Saved entries =>
* start *
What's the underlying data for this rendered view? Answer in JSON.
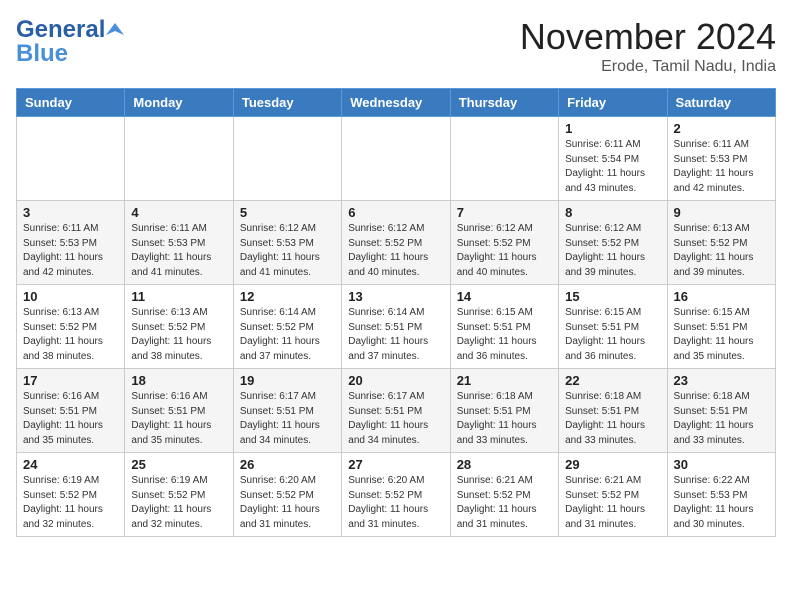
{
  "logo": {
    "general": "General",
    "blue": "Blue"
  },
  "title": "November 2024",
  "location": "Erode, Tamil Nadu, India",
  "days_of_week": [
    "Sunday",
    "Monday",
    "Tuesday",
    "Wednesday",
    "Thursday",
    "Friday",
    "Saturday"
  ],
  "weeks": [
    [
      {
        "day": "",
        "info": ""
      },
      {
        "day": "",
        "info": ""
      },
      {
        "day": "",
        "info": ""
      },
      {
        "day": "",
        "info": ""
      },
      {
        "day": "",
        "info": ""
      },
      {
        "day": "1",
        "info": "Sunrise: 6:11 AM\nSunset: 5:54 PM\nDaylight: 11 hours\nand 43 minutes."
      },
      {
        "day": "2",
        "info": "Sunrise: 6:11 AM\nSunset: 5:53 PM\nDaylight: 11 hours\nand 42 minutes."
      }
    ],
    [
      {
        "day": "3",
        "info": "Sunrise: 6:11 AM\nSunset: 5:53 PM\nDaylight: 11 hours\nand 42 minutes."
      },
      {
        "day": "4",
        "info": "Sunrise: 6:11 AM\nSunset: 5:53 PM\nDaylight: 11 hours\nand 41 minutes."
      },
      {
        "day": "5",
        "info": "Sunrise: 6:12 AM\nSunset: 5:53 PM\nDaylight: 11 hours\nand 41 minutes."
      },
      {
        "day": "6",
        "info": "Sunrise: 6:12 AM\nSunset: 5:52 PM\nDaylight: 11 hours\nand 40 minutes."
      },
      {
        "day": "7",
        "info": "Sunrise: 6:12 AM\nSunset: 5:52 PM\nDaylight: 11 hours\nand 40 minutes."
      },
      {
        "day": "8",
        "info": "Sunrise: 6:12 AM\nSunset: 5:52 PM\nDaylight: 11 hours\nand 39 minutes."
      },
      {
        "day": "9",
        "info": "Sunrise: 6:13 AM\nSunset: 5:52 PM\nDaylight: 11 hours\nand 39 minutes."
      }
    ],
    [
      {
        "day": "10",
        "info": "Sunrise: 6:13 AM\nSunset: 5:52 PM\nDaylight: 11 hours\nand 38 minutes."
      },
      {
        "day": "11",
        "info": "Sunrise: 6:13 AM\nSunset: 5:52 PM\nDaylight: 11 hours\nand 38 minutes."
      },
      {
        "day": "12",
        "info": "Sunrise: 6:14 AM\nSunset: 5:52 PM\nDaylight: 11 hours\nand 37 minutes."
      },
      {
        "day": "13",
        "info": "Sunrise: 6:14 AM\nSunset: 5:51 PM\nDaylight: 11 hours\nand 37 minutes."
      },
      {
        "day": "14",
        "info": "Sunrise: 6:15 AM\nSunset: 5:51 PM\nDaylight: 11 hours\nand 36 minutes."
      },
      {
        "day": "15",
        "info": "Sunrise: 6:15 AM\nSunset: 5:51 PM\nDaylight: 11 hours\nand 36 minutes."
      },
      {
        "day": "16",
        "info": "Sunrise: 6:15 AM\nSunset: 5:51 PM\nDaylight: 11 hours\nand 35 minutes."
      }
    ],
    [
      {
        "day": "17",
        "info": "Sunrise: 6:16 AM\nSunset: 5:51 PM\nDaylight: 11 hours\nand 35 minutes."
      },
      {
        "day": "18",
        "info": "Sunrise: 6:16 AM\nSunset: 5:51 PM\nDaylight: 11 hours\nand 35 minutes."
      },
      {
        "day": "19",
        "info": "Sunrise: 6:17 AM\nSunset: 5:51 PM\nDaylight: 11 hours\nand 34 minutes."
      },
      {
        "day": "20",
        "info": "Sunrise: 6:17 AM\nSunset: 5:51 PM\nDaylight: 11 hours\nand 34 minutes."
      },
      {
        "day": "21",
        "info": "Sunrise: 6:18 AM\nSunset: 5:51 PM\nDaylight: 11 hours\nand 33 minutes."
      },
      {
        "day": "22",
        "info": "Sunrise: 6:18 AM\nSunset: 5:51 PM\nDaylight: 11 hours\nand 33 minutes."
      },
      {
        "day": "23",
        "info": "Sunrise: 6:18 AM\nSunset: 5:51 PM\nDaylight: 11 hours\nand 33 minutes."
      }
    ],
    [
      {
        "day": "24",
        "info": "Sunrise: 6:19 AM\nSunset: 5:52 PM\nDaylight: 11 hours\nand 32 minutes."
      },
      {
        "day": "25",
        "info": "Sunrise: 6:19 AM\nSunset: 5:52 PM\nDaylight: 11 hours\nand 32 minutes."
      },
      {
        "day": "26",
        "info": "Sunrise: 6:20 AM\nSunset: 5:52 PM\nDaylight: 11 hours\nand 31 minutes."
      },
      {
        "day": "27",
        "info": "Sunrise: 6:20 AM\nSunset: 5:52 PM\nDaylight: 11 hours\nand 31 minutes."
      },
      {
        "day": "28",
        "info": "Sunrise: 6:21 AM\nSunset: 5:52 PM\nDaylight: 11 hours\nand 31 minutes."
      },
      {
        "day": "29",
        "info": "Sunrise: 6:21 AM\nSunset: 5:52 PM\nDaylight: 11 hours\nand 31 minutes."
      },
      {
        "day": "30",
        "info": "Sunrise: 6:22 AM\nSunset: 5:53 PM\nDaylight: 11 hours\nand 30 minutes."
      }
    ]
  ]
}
* end *
* start *
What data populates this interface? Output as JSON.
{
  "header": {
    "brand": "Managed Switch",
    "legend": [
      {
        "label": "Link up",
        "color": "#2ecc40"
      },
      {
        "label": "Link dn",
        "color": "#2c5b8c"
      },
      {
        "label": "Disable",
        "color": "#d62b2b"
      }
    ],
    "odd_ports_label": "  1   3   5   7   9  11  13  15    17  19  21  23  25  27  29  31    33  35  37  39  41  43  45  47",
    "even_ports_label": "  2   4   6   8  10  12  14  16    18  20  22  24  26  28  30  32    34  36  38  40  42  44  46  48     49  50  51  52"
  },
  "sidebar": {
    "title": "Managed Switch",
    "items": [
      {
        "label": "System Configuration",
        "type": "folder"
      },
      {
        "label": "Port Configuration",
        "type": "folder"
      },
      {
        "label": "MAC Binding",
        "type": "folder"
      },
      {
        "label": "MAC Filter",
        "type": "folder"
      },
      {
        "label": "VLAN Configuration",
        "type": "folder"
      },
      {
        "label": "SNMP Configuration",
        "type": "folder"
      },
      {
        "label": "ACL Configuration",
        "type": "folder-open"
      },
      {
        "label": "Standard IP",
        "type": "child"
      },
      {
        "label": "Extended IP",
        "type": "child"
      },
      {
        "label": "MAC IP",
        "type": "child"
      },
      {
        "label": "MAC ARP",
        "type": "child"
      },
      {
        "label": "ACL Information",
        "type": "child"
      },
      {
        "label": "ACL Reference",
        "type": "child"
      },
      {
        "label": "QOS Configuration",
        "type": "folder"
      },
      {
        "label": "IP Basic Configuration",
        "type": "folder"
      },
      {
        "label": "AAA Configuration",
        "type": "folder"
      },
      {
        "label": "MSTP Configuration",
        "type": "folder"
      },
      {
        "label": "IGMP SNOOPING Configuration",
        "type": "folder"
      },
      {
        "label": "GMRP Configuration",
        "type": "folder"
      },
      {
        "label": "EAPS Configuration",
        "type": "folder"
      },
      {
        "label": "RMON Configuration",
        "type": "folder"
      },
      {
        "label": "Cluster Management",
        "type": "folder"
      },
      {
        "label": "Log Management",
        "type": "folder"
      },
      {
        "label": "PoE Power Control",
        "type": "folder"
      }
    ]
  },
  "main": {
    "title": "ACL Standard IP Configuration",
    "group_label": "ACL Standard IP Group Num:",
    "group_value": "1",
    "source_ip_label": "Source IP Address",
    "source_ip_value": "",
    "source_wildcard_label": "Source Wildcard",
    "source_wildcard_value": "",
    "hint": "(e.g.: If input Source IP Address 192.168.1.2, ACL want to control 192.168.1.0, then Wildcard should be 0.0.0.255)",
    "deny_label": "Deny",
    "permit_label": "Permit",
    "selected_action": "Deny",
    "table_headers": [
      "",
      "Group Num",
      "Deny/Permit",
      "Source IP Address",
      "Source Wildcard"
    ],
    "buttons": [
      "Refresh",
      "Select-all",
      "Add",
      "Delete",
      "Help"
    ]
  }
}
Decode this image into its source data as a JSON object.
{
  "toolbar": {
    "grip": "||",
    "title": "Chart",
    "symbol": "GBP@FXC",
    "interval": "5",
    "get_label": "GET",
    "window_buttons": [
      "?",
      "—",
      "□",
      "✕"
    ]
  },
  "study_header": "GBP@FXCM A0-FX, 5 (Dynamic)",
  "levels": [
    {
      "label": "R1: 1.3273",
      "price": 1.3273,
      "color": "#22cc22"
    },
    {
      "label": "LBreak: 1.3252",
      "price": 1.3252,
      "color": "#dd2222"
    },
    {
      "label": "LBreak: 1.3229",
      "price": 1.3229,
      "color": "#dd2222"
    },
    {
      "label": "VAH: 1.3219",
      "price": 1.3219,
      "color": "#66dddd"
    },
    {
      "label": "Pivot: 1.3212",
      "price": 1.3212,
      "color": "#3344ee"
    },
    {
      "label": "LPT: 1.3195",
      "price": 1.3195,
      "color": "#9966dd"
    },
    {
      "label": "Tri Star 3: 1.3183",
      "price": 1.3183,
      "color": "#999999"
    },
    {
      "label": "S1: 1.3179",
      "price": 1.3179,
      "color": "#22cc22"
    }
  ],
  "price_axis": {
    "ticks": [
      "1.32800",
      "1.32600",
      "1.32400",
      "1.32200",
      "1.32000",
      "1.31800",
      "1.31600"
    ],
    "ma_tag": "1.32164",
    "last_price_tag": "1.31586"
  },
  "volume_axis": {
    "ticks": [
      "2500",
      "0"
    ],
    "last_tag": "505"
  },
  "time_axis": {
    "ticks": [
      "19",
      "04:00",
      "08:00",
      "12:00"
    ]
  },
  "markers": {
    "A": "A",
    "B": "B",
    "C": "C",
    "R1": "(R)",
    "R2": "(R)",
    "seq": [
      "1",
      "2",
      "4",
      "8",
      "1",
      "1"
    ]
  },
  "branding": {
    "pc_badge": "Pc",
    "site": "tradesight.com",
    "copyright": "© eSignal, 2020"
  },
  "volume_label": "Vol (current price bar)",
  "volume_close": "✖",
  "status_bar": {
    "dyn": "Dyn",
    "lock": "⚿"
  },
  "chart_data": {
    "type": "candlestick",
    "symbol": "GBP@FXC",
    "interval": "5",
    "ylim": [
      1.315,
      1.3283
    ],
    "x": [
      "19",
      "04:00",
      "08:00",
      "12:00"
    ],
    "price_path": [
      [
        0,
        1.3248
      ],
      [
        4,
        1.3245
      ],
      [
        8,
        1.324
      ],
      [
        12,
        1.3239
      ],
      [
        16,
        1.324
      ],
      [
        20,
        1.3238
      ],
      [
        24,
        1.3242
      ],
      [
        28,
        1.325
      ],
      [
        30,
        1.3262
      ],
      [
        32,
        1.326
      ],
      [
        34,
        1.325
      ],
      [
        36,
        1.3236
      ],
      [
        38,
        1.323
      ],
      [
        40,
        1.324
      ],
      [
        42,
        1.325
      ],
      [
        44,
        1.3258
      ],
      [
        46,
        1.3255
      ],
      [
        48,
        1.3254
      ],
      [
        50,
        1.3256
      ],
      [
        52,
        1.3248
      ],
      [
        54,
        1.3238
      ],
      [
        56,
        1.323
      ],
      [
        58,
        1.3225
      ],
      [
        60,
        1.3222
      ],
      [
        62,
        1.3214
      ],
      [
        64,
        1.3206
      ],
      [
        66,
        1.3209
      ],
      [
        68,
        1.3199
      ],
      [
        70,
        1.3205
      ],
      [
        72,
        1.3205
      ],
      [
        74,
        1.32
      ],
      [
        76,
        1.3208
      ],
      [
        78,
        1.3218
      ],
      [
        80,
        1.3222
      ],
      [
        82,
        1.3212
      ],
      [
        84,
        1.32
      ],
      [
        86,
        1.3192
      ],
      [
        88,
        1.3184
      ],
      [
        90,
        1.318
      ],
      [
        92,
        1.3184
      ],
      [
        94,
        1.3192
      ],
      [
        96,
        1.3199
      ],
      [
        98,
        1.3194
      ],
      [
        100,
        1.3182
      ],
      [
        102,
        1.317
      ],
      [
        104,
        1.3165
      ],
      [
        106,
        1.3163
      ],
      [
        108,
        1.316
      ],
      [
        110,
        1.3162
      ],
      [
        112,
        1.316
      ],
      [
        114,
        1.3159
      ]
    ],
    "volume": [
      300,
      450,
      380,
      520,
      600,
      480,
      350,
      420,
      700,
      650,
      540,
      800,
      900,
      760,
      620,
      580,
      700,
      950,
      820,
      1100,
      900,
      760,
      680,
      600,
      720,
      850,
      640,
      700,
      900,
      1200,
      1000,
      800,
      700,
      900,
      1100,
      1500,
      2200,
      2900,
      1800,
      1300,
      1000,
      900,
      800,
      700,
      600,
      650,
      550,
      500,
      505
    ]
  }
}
* end *
Exercise instructions => Some lines of the data may hold the word "Managed". Say how many do, with nothing else.

Response to this exercise => 2